» **EXTRACTED TEXT**
__________

Nellie Hill, Event Planner and Owner of Nellie Hill Events in Hurley, explains why wanting the day to be perfect is understandable. “It’s hard because everyone is looking at you that day,” she says. “The spotlight is on you, but you have to try and remember that it’s about two people coming together, and it’s about love and as long as you guys are married at the end of the day, that’s all that matters. People aren’t going to remember those little things that happen…they’re going to remember the love and the family and coming together.”
Is it realistic to expect perfect weather on your wedding day? No.
Is it realistic to expect everything will run like clockwork to the minute? No.
Is it realistic to expect your wedding will be the most memorable wedding your guests will attend…EVER? No.
Is it realistic to expect guests will appreciate all the details as much as you? No.
Is it realistic to expect you are going to absolutely LOVE every single one of the hundreds of photos taken of you that day? No.
Is it realistic to expect everyone to dance to every song? No.
Is it realistic everyone is going to love your food or the cake? NO.
See where I’m going? You can’t please everyone. So, why are you putting so much pressure on yourself?
I know, it’s easy to tell you not to expect perfection. However, the good news is there are four easy ways you can control and manage expectations, and when expectations are controlled and met, that means less anxiety, worry, and stress for you. Sounds good, right?
Manage wedding day expectations with a budget
Have you ever heard of the phrase “Champagne taste on a beer budget?” That phrase rings especially true when it comes to weddings. That’s why it’s important to have a budget. You need to write down everything you’ve ever dreamed of for your wedding day and compare it to how much you have to spend. If what you want costs more than what you have to spend, then you need to take a step back and reconsider a few things.
“First thing I tell a couple is to make a list,” says Joanne Provanzano, owner and certified bridal consultant of What Dreams Are Made of in Kingston. “Start with the number one thing you want for your wedding and as you go down the list it’s what you want less and less.” Having a budget manages your expectations in terms of allowing you to realistically see what things cost and it also ensures that you get your top items (within reason, of course). You book what you want based off the list and as the money runs out and you don’t get what’s left at the end of the list, it’s OK because you didn’t put a lot of importance on them anyway. “You have XYZ amount of money to work with,” says Provanzano. “Get the important stuff first; then what’s left, those are the frills.”
Manage wedding day expectations through communication
Communication is so important when it comes to managing expectations. Disappointment and arguments start to happen because expectations were not met. And why were expectations not met? Because they were not communicated.

__________

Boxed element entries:
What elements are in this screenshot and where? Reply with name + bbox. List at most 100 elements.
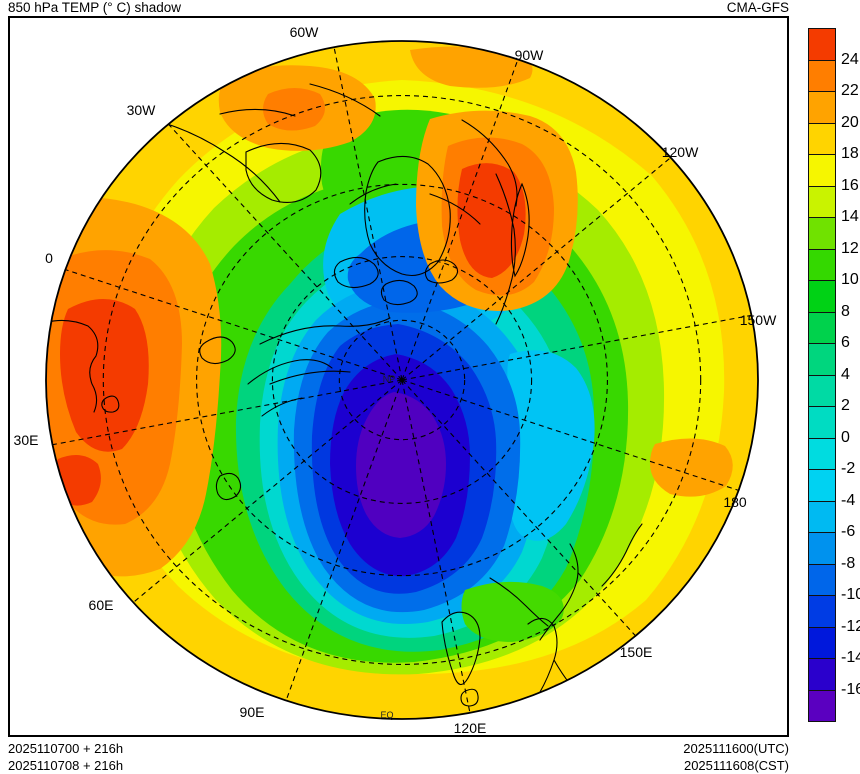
temperature-region (410, 46, 533, 88)
colorbar-tick-label: 14 (841, 208, 859, 225)
temperature-region (457, 163, 526, 278)
colorbar-cell (808, 374, 836, 407)
meridian-label-150w: 150W (739, 312, 777, 328)
coastline-path (364, 155, 451, 277)
coastline-path (601, 523, 643, 587)
colorbar-tick-label: 6 (841, 334, 850, 351)
colorbar-cell (808, 185, 836, 218)
footer-valid-utc: 2025111600(UTC) (683, 741, 789, 756)
coastline-path (349, 183, 481, 225)
temperature-region (507, 350, 595, 541)
coastline-path (461, 119, 518, 207)
colorbar-cell (808, 532, 836, 565)
footer-init-cst: 2025110708 + 216h (8, 758, 124, 773)
meridian-label-90w: 90W (514, 47, 544, 63)
equator-label: EQ (380, 710, 394, 720)
meridian-label-60w: 60W (289, 24, 319, 40)
colorbar-cell (808, 28, 836, 61)
coastlines (46, 83, 643, 719)
meridian-label-120w: 120W (661, 144, 699, 160)
temperature-field (46, 41, 758, 719)
coastline-path (441, 611, 481, 707)
coastline-path (489, 577, 549, 627)
latitude-ring (271, 256, 533, 504)
meridian-line (285, 379, 403, 701)
colorbar-cell (808, 658, 836, 691)
temperature-region (650, 438, 733, 497)
map-boundary-circle (45, 40, 759, 720)
meridian-label-30e: 30E (13, 432, 39, 448)
coastline-path (333, 256, 459, 306)
colorbar-cell (808, 280, 836, 313)
colorbar-cell (808, 469, 836, 502)
temperature-region (263, 88, 325, 131)
colorbar-tick-label: 18 (841, 145, 859, 162)
colorbar-tick-label: -4 (841, 491, 856, 509)
coastline-path (495, 173, 530, 325)
colorbar-cell (808, 563, 836, 596)
colorbar-tick-label: 16 (841, 176, 859, 194)
colorbar-cell (808, 217, 836, 250)
colorbar-tick-label: -12 (841, 617, 860, 635)
coastline-path (199, 336, 333, 417)
temperature-region (53, 455, 101, 506)
meridian-line (168, 123, 403, 381)
coastline-path (149, 83, 381, 203)
colorbar-tick-label: 10 (841, 271, 859, 288)
colorbar-cell (808, 595, 836, 628)
model-label: CMA-GFS (726, 0, 789, 15)
meridian-line (401, 59, 519, 381)
colorbar-cell (808, 626, 836, 659)
temperature-region (461, 581, 564, 642)
page-title: 850 hPa TEMP (° C) shadow (8, 0, 181, 15)
colorbar-tick-label: -6 (841, 523, 856, 540)
temperature-region (553, 677, 650, 716)
colorbar-tick-label: 20 (841, 113, 859, 131)
colorbar-cell (808, 91, 836, 124)
meridian-line (401, 157, 672, 381)
colorbar-cell (808, 122, 836, 155)
colorbar-cell (808, 343, 836, 376)
meridian-line (401, 379, 636, 637)
footer-init-utc: 2025110700 + 216h (8, 741, 124, 756)
colorbar-tick-label: -2 (841, 460, 856, 477)
temperature-region (356, 392, 446, 538)
colorbar-tick-label: -16 (841, 680, 860, 698)
colorbar-cell (808, 437, 836, 470)
temperature-colorbar: 24 22 20 18 16 14 12 10 8 6 4 2 0 -2 -4 -6 -8 -10 -12 -14 -1… (808, 28, 860, 728)
colorbar-cell (808, 689, 836, 722)
latitude-ring (338, 319, 466, 441)
map-frame: 60W 90W 30W 120W 0 150W 30E 180 60E 150E 90E 120E NP… (8, 16, 789, 737)
colorbar-tick-label: 4 (841, 365, 850, 383)
colorbar-cell (808, 500, 836, 533)
colorbar-tick-label: 2 (841, 397, 850, 414)
coastline-path (46, 319, 120, 413)
meridian-label-150e: 150E (619, 644, 653, 660)
meridian-line (401, 379, 471, 713)
colorbar-tick-label: -8 (841, 554, 856, 572)
latitude-ring (196, 183, 608, 577)
graticule (52, 47, 752, 713)
coastline-path (219, 108, 322, 203)
temperature-region (60, 299, 149, 452)
colorbar-tick-label: 12 (841, 239, 859, 257)
colorbar-cell (808, 406, 836, 439)
colorbar-tick-label: 22 (841, 82, 859, 99)
footer-valid-cst: 2025111608(CST) (683, 758, 789, 773)
colorbar-tick-label: 24 (841, 50, 859, 68)
coastline-path (539, 543, 579, 641)
colorbar-tick-label: -10 (841, 586, 860, 603)
colorbar-cell (808, 311, 836, 344)
meridian-label-120e: 120E (453, 720, 487, 736)
meridian-label-30w: 30W (126, 102, 156, 118)
meridian-label-0: 0 (45, 250, 53, 266)
polar-temperature-map (45, 40, 759, 720)
meridian-label-60e: 60E (88, 597, 114, 613)
colorbar-cell (808, 248, 836, 281)
meridian-label-90e: 90E (239, 704, 265, 720)
colorbar-tick-label: 8 (841, 302, 850, 320)
meridian-line (333, 47, 403, 381)
latitude-ring (102, 95, 702, 665)
north-pole-label: NP (382, 374, 396, 384)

__________

» **TASK SET**
**1.** Answer these questions about the wedding expectations article:
(a) In what town is Nellie Hill Events based?
(b) What is the name of the business Joanne Provanzano owns?
(c) What reason does the article give for expectations not being met?
**2.** Resume the article on managing wedding day expectations, starting right after its final sentence.

» **RESPONSES BY TASK**
**1.**
(a) Hurley
(b) What Dreams Are Made of
(c) They were not communicated.

**2.**
Planning a wedding means you are going to input from everybody and their uncle, with immediate family topping that list of opinions. “It’s hard to field out those opinions, but I think the main thing is to really focus on what is special for you and your spouse,” Hill says. “Everybody is going to have their opinions, and the best way to handle it, personally, is to just listen, take it in and then do what you feel is right.”
Think of when you give someone advice or an opinion. If they shut you down completely, you’d be pretty upset, right? However, if they listened to you and took what you said to heart, even if they didn’t follow through with it, you’d be OK, because they took the time to acknowledge what you said and heard you out.
You need to do the same. It’s incredibly frustrating at times to get opinions thrown at you from every direction, and you’ve probably said to yourself, “Who’s getting married — me or you?” but just take a deep breath and listen. It’s all coming from a good place, and if the other person feels heard, even if you don’t follow through, they’ll be OK with it.
You also need to communicate with your fiancé. Traditionally, it’s usually the bride that calls the shots, but your groom has a voice too and, even though he may not be as into the planning as you, he has ideas that need to be heard, and more importantly, represented. Remember, this is your wedding…plural. If he wants ice cream, or a certain type of beer, or lawn games, or a certain type of cake or food, don’t shut him down. Make sure you incorporate his likes and wishes too.
Lastly, you need to communicate with your vendors. You need to make sure you are communicating your vision to them throughout the entire planning process. What kind of music do you like? What style photography do you like? What specific food do you want? What traditions to you want to incorporate? If your vendor just showed up and you gave them full control over the day, chances are, you would never end up with the wedding you envisioned. Your vendors have your back and are waiting for you to tell them what direction to go. And as a red flag, if your vendors don’t ask you personal questions and don’t want your input…don’t hire them!
Manage wedding day expectations with a ‘Plan B’ AND a ‘Plan C’
Three plans? Yes, three plans. Here’s why: Jeanne Stark, of Hudson Valley Ceremonies in Rhinebeck, says, “You have Plan A which is absolutely perfect, nothing is going wrong. Plan C is ‘We’re going to have a hurricane on your wedding.’ ” Basically, everything that can go wrong will go wrong and you need to plan for that. “Plan B”, Stark says, “is somewhere in the middle. We may have a pop-up thunderstorm. We may find out there’s some kind of huge festival in town and all these little things. What do we do with that?”
Having a plan for something that might happen last minute, and knowing what to do, lowers anxiety. “I always feel as though, if you have three concrete plans, that when those dilemmas do occur, they’re (the couple) not overwhelmed,” says Stark. Then, it’s almost like things aren’t going wrong, they’re just going correctly according to Plan A, B, or C.
Manage wedding day expectations by realizing your wedding is not a competition
When you think of competition, you think of being better at something than someone else to “win” or set you apart from everyone else to get a “prize.” Well, there are no prizes in the wedding world. No one gets a trophy for anything you do on your wedding day. So, why do you want your wedding to be the best anyone has ever gone to? Is it because you are trying to impress someone or worried about what they will think of you? Is it because you are trying to prove a point?
By thinking your wedding has to be bigger or better than someone else’s means you are not only putting added pressure on yourselves but are also setting expectations so high, that you, no doubt, will have regrets. A wedding isn’t a game. No one wins or loses. Each wedding is different and unique for its own reasons.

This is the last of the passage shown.